DO THIS: Every line with the word "Naive" in it should be extracted from the data that follows.

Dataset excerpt

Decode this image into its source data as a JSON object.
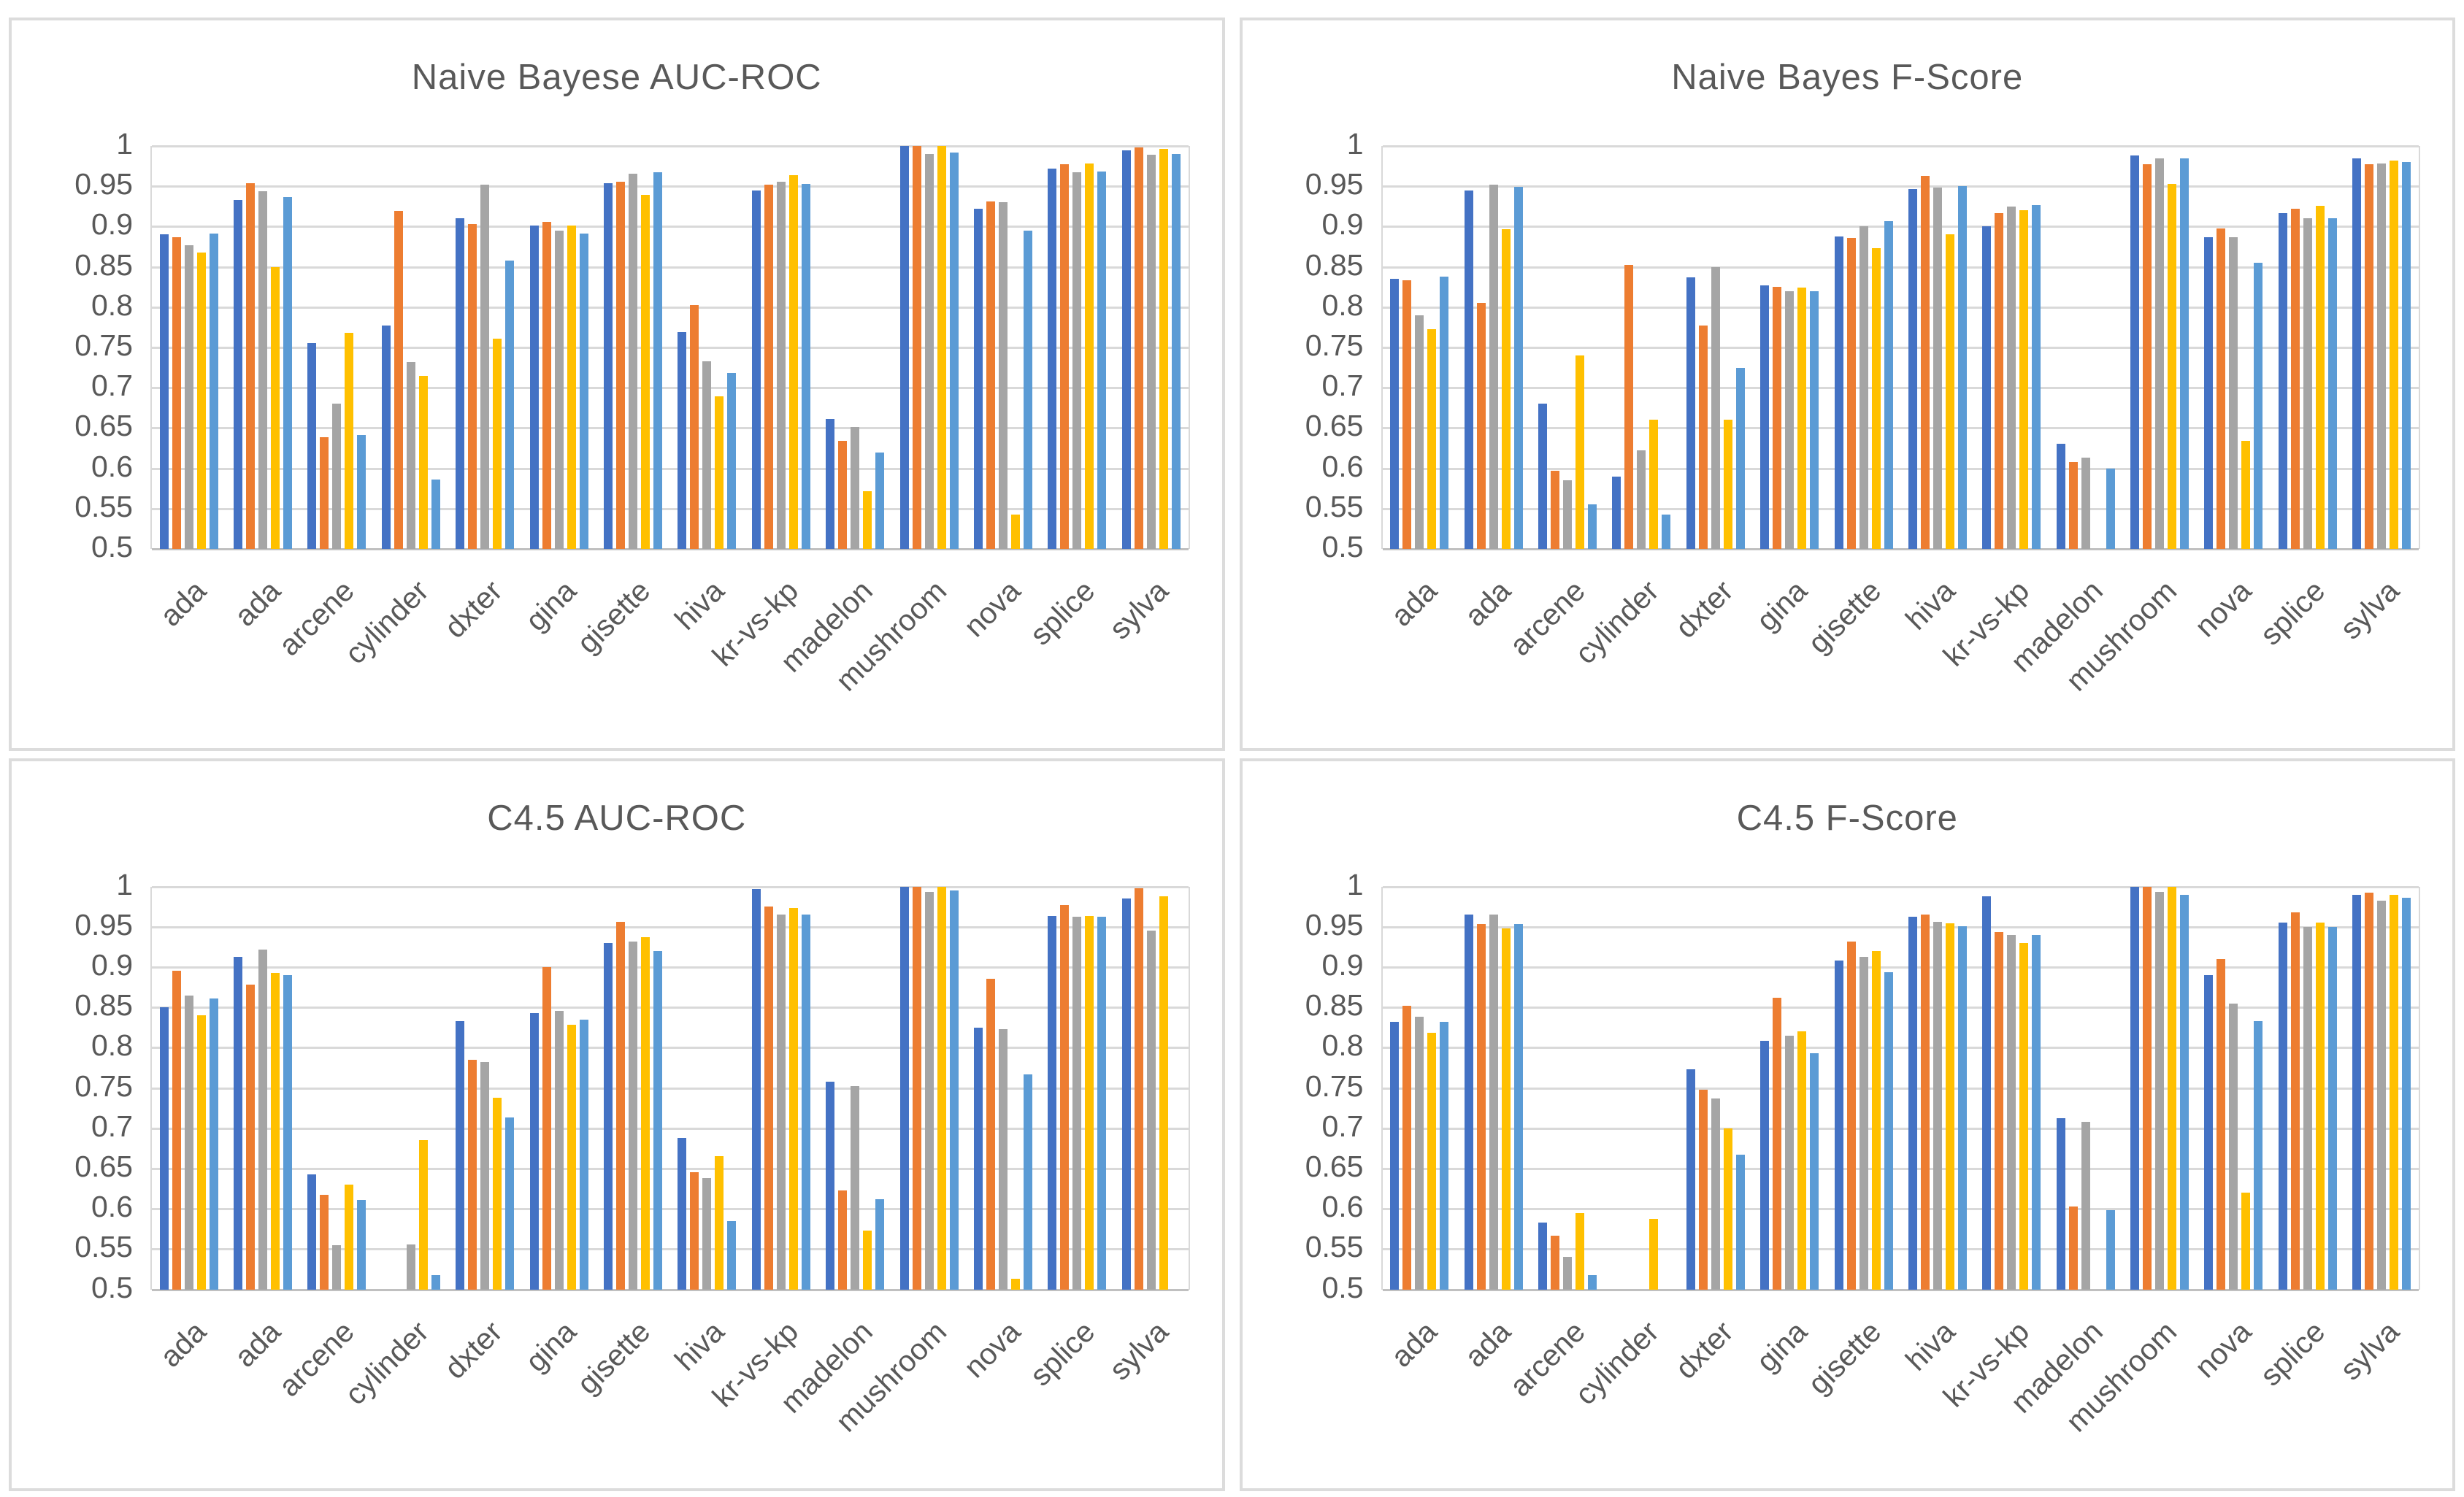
{
  "page": {
    "background": "#ffffff",
    "panel_border_color": "#dcdcdc",
    "gridline_color": "#d9d9d9",
    "text_color": "#595959"
  },
  "series_colors": {
    "blue": "#4472C4",
    "orange": "#ED7D31",
    "gray": "#A5A5A5",
    "yellow": "#FFC000",
    "light-blue": "#5B9BD5"
  },
  "chart_data": [
    {
      "type": "bar",
      "title": "Naive Bayese AUC-ROC",
      "ylim": [
        0.5,
        1.0
      ],
      "grid": true,
      "legend": "none",
      "y_ticks": [
        "1",
        "0.95",
        "0.9",
        "0.85",
        "0.8",
        "0.75",
        "0.7",
        "0.65",
        "0.6",
        "0.55",
        "0.5"
      ],
      "categories": [
        "ada",
        "ada",
        "arcene",
        "cylinder",
        "dxter",
        "gina",
        "gisette",
        "hiva",
        "kr-vs-kp",
        "madelon",
        "mushroom",
        "nova",
        "splice",
        "sylva"
      ],
      "series": [
        {
          "name": "blue",
          "color": "#4472C4",
          "values": [
            0.89,
            0.933,
            0.755,
            0.777,
            0.91,
            0.901,
            0.954,
            0.769,
            0.945,
            0.661,
            1.0,
            0.922,
            0.972,
            0.995
          ]
        },
        {
          "name": "orange",
          "color": "#ED7D31",
          "values": [
            0.887,
            0.954,
            0.639,
            0.919,
            0.903,
            0.906,
            0.956,
            0.803,
            0.952,
            0.634,
            1.0,
            0.931,
            0.977,
            0.998
          ]
        },
        {
          "name": "gray",
          "color": "#A5A5A5",
          "values": [
            0.877,
            0.944,
            0.68,
            0.732,
            0.952,
            0.895,
            0.966,
            0.733,
            0.956,
            0.651,
            0.99,
            0.93,
            0.967,
            0.989
          ]
        },
        {
          "name": "yellow",
          "color": "#FFC000",
          "values": [
            0.868,
            0.85,
            0.768,
            0.715,
            0.761,
            0.901,
            0.939,
            0.689,
            0.964,
            0.572,
            1.0,
            0.543,
            0.978,
            0.996
          ]
        },
        {
          "name": "light-blue",
          "color": "#5B9BD5",
          "values": [
            0.891,
            0.937,
            0.641,
            0.586,
            0.858,
            0.891,
            0.967,
            0.718,
            0.953,
            0.62,
            0.992,
            0.895,
            0.968,
            0.99
          ]
        }
      ]
    },
    {
      "type": "bar",
      "title": "Naive Bayes F-Score",
      "ylim": [
        0.5,
        1.0
      ],
      "grid": true,
      "legend": "none",
      "y_ticks": [
        "1",
        "0.95",
        "0.9",
        "0.85",
        "0.8",
        "0.75",
        "0.7",
        "0.65",
        "0.6",
        "0.55",
        "0.5"
      ],
      "categories": [
        "ada",
        "ada",
        "arcene",
        "cylinder",
        "dxter",
        "gina",
        "gisette",
        "hiva",
        "kr-vs-kp",
        "madelon",
        "mushroom",
        "nova",
        "splice",
        "sylva"
      ],
      "series": [
        {
          "name": "blue",
          "color": "#4472C4",
          "values": [
            0.835,
            0.945,
            0.68,
            0.59,
            0.837,
            0.827,
            0.888,
            0.947,
            0.9,
            0.63,
            0.988,
            0.887,
            0.917,
            0.985
          ]
        },
        {
          "name": "orange",
          "color": "#ED7D31",
          "values": [
            0.833,
            0.805,
            0.597,
            0.852,
            0.777,
            0.825,
            0.886,
            0.963,
            0.917,
            0.608,
            0.977,
            0.898,
            0.922,
            0.977
          ]
        },
        {
          "name": "gray",
          "color": "#A5A5A5",
          "values": [
            0.79,
            0.952,
            0.585,
            0.622,
            0.85,
            0.82,
            0.9,
            0.948,
            0.925,
            0.613,
            0.985,
            0.887,
            0.91,
            0.978
          ]
        },
        {
          "name": "yellow",
          "color": "#FFC000",
          "values": [
            0.773,
            0.897,
            0.74,
            0.66,
            0.66,
            0.824,
            0.873,
            0.89,
            0.92,
            0.5,
            0.953,
            0.634,
            0.926,
            0.982
          ]
        },
        {
          "name": "light-blue",
          "color": "#5B9BD5",
          "values": [
            0.838,
            0.949,
            0.555,
            0.543,
            0.725,
            0.82,
            0.907,
            0.95,
            0.927,
            0.6,
            0.985,
            0.855,
            0.91,
            0.98
          ]
        }
      ]
    },
    {
      "type": "bar",
      "title": "C4.5 AUC-ROC",
      "ylim": [
        0.5,
        1.0
      ],
      "grid": true,
      "legend": "none",
      "y_ticks": [
        "1",
        "0.95",
        "0.9",
        "0.85",
        "0.8",
        "0.75",
        "0.7",
        "0.65",
        "0.6",
        "0.55",
        "0.5"
      ],
      "categories": [
        "ada",
        "ada",
        "arcene",
        "cylinder",
        "dxter",
        "gina",
        "gisette",
        "hiva",
        "kr-vs-kp",
        "madelon",
        "mushroom",
        "nova",
        "splice",
        "sylva"
      ],
      "series": [
        {
          "name": "blue",
          "color": "#4472C4",
          "values": [
            0.85,
            0.913,
            0.643,
            0.5,
            0.833,
            0.843,
            0.93,
            0.688,
            0.997,
            0.758,
            1.0,
            0.825,
            0.963,
            0.985
          ]
        },
        {
          "name": "orange",
          "color": "#ED7D31",
          "values": [
            0.895,
            0.878,
            0.617,
            0.5,
            0.785,
            0.9,
            0.956,
            0.645,
            0.975,
            0.623,
            1.0,
            0.885,
            0.977,
            0.998
          ]
        },
        {
          "name": "gray",
          "color": "#A5A5A5",
          "values": [
            0.865,
            0.922,
            0.555,
            0.556,
            0.782,
            0.846,
            0.932,
            0.638,
            0.965,
            0.752,
            0.993,
            0.823,
            0.962,
            0.945
          ]
        },
        {
          "name": "yellow",
          "color": "#FFC000",
          "values": [
            0.84,
            0.893,
            0.63,
            0.685,
            0.738,
            0.828,
            0.937,
            0.665,
            0.973,
            0.573,
            1.0,
            0.513,
            0.963,
            0.988
          ]
        },
        {
          "name": "light-blue",
          "color": "#5B9BD5",
          "values": [
            0.861,
            0.89,
            0.611,
            0.518,
            0.713,
            0.835,
            0.92,
            0.585,
            0.965,
            0.612,
            0.995,
            0.767,
            0.962,
            0.5
          ]
        }
      ]
    },
    {
      "type": "bar",
      "title": "C4.5 F-Score",
      "ylim": [
        0.5,
        1.0
      ],
      "grid": true,
      "legend": "none",
      "y_ticks": [
        "1",
        "0.95",
        "0.9",
        "0.85",
        "0.8",
        "0.75",
        "0.7",
        "0.65",
        "0.6",
        "0.55",
        "0.5"
      ],
      "categories": [
        "ada",
        "ada",
        "arcene",
        "cylinder",
        "dxter",
        "gina",
        "gisette",
        "hiva",
        "kr-vs-kp",
        "madelon",
        "mushroom",
        "nova",
        "splice",
        "sylva"
      ],
      "series": [
        {
          "name": "blue",
          "color": "#4472C4",
          "values": [
            0.832,
            0.965,
            0.583,
            0.5,
            0.773,
            0.808,
            0.908,
            0.962,
            0.988,
            0.712,
            1.0,
            0.89,
            0.955,
            0.99
          ]
        },
        {
          "name": "orange",
          "color": "#ED7D31",
          "values": [
            0.852,
            0.953,
            0.567,
            0.5,
            0.748,
            0.862,
            0.932,
            0.965,
            0.943,
            0.603,
            1.0,
            0.91,
            0.968,
            0.992
          ]
        },
        {
          "name": "gray",
          "color": "#A5A5A5",
          "values": [
            0.838,
            0.965,
            0.54,
            0.5,
            0.737,
            0.815,
            0.913,
            0.956,
            0.94,
            0.708,
            0.993,
            0.855,
            0.95,
            0.982
          ]
        },
        {
          "name": "yellow",
          "color": "#FFC000",
          "values": [
            0.818,
            0.948,
            0.595,
            0.587,
            0.7,
            0.82,
            0.92,
            0.954,
            0.93,
            0.5,
            1.0,
            0.62,
            0.955,
            0.99
          ]
        },
        {
          "name": "light-blue",
          "color": "#5B9BD5",
          "values": [
            0.832,
            0.953,
            0.518,
            0.5,
            0.667,
            0.793,
            0.894,
            0.951,
            0.94,
            0.598,
            0.99,
            0.833,
            0.95,
            0.986
          ]
        }
      ]
    }
  ]
}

FINISHED TASK:
      "title": "Naive Bayese AUC-ROC",
      "title": "Naive Bayes F-Score",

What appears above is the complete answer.